_Required task:_ Pull out each line of the records holding the string "Help".

☆ ☆ ☆ ☆ ☆

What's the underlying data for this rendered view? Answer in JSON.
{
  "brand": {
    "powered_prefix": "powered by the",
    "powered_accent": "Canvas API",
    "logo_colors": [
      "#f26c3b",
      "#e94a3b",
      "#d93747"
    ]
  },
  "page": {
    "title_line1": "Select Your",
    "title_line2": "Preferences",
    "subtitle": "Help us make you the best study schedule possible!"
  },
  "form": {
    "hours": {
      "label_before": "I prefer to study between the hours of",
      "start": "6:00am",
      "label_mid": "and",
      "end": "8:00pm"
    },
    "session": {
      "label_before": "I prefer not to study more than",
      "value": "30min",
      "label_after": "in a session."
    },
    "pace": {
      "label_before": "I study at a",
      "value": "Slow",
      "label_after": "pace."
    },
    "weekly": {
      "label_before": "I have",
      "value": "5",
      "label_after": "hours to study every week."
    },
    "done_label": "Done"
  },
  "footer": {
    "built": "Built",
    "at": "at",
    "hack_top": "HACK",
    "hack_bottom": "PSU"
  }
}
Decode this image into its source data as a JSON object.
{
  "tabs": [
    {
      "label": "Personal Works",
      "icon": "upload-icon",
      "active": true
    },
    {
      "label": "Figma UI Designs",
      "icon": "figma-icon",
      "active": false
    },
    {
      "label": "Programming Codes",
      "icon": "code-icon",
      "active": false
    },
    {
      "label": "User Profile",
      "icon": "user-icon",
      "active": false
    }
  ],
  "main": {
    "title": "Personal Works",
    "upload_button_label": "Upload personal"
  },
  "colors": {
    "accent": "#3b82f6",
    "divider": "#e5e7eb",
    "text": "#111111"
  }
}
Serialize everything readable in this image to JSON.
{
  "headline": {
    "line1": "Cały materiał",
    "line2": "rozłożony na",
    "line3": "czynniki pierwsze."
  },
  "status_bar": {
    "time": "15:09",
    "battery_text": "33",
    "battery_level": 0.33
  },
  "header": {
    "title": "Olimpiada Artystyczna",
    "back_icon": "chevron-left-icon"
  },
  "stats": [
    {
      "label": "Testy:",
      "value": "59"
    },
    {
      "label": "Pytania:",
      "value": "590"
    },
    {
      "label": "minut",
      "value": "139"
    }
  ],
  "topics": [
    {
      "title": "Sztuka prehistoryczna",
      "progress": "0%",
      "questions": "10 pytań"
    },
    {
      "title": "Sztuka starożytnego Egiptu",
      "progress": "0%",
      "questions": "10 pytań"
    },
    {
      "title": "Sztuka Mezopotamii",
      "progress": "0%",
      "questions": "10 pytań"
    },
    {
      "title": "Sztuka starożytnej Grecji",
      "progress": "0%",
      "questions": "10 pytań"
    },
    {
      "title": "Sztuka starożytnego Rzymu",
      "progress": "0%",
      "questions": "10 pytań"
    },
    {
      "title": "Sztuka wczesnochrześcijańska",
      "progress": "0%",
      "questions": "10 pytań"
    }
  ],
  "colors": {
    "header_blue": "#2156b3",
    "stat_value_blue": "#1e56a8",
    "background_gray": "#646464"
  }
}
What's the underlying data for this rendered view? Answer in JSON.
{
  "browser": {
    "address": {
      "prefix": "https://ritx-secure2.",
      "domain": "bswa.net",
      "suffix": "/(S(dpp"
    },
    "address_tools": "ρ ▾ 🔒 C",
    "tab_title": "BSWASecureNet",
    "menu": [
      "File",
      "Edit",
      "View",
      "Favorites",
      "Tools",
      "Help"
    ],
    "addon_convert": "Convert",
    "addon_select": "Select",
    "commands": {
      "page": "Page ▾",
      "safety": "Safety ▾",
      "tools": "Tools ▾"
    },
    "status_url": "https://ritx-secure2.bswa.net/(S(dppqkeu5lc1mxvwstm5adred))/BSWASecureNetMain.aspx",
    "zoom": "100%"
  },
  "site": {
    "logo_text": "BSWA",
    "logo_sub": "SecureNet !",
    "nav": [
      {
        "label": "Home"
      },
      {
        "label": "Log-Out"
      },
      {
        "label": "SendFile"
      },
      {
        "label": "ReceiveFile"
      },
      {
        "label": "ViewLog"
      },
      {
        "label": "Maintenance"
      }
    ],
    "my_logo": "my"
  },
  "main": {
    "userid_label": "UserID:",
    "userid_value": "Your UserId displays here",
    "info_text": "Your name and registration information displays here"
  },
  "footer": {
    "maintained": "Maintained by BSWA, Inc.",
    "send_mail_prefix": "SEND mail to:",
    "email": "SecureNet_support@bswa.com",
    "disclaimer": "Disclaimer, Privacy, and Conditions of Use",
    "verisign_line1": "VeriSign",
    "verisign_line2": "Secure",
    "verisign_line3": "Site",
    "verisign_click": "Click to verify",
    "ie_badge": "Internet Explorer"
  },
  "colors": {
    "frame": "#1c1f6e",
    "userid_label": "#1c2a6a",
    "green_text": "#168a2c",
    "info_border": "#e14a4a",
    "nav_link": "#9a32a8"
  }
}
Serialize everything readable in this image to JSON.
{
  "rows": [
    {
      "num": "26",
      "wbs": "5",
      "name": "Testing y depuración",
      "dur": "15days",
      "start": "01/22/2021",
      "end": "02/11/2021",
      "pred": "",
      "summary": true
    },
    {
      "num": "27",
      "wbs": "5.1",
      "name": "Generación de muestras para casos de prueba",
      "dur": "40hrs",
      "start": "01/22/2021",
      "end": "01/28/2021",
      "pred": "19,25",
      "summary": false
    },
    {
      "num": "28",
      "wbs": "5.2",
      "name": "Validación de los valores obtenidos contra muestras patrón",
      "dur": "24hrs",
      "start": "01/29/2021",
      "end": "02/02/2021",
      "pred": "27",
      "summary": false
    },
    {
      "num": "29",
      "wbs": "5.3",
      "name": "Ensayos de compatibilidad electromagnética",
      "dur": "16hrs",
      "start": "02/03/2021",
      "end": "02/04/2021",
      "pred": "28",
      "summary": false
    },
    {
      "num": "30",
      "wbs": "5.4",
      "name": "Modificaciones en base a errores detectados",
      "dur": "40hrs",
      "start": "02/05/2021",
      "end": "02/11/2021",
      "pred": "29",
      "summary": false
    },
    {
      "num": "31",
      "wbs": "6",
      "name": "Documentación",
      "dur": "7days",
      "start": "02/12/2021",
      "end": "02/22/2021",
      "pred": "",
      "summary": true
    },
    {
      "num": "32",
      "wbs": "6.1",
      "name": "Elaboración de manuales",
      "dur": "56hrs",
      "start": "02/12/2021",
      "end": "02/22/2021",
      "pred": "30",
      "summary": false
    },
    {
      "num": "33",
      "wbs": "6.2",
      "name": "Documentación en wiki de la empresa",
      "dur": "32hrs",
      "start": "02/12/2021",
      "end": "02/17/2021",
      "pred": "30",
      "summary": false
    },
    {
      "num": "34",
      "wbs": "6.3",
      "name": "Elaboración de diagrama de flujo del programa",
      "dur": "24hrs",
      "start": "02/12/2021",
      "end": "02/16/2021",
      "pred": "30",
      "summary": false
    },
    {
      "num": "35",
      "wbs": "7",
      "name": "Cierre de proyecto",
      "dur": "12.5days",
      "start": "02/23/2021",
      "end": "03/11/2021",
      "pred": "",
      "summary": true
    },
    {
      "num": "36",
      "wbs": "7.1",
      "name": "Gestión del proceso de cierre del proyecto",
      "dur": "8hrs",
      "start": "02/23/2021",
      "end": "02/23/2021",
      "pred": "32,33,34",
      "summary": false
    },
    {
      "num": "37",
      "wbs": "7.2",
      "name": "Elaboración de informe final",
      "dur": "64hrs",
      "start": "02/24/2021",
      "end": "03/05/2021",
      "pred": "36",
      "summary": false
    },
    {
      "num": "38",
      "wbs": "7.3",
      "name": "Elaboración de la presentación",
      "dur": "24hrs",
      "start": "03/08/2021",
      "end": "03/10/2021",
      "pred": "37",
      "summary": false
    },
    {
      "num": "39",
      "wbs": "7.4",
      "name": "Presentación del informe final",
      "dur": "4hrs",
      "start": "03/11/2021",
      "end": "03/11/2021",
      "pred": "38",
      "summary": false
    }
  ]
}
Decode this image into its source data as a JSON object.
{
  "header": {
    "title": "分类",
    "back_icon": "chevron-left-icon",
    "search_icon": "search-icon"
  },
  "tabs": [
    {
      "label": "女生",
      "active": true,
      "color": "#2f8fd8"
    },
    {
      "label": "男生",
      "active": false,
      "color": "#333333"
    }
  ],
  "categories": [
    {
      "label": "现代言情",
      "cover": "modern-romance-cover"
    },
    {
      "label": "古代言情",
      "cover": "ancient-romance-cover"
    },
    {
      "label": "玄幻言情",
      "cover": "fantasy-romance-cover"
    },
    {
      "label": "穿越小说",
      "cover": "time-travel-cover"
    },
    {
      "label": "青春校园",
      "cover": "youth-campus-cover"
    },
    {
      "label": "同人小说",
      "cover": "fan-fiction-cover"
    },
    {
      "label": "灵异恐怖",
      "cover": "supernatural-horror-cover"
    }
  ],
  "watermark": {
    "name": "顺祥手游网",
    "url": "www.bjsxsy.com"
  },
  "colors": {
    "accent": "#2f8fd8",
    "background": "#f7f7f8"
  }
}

☆ ☆ ☆ ☆ ☆

_Output:_
    "subtitle": "Help us make you the best study schedule possible!"
      "Help"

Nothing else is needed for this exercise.